INSTRUCTIONS TO FOLLOW
From the entries below, copy every line holding the word "text".

DATA SECTION
- - - -
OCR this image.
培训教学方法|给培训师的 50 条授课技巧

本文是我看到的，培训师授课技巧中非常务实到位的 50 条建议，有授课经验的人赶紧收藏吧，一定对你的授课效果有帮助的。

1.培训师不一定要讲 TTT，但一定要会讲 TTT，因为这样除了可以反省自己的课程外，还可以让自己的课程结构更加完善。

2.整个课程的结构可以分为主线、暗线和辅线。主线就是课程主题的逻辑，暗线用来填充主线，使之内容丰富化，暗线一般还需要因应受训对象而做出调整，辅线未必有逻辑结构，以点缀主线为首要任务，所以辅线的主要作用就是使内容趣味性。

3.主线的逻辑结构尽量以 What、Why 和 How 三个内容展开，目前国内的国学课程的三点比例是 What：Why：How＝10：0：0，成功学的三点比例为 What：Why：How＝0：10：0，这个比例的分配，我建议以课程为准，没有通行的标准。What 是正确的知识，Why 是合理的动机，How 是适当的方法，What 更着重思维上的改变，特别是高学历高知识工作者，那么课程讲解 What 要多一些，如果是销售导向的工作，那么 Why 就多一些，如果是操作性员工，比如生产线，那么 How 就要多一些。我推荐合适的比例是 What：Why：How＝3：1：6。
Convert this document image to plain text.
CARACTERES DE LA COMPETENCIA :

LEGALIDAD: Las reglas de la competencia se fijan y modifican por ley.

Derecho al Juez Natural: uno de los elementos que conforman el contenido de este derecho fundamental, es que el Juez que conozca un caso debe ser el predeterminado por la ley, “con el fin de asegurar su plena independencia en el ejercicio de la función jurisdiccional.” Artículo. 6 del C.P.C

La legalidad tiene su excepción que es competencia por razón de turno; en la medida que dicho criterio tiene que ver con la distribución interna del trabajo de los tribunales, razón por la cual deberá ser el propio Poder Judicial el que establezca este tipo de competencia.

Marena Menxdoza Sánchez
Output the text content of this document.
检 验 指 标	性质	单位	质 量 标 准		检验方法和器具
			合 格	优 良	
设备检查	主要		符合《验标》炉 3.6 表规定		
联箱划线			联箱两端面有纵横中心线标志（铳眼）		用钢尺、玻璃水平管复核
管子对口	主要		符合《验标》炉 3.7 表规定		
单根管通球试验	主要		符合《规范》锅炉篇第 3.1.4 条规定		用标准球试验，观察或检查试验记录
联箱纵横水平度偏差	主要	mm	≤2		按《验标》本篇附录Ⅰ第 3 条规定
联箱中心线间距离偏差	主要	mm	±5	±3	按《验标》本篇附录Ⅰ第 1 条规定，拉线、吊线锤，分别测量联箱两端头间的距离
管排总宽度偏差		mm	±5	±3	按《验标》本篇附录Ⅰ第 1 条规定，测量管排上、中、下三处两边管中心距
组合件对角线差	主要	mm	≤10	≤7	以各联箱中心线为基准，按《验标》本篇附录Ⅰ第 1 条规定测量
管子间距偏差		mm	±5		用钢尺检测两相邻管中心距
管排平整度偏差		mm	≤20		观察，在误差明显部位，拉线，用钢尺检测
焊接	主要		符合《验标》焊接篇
- - - -
COMPLETE OUTPUT
Convert this document image to plain text.
Output the text content of this document.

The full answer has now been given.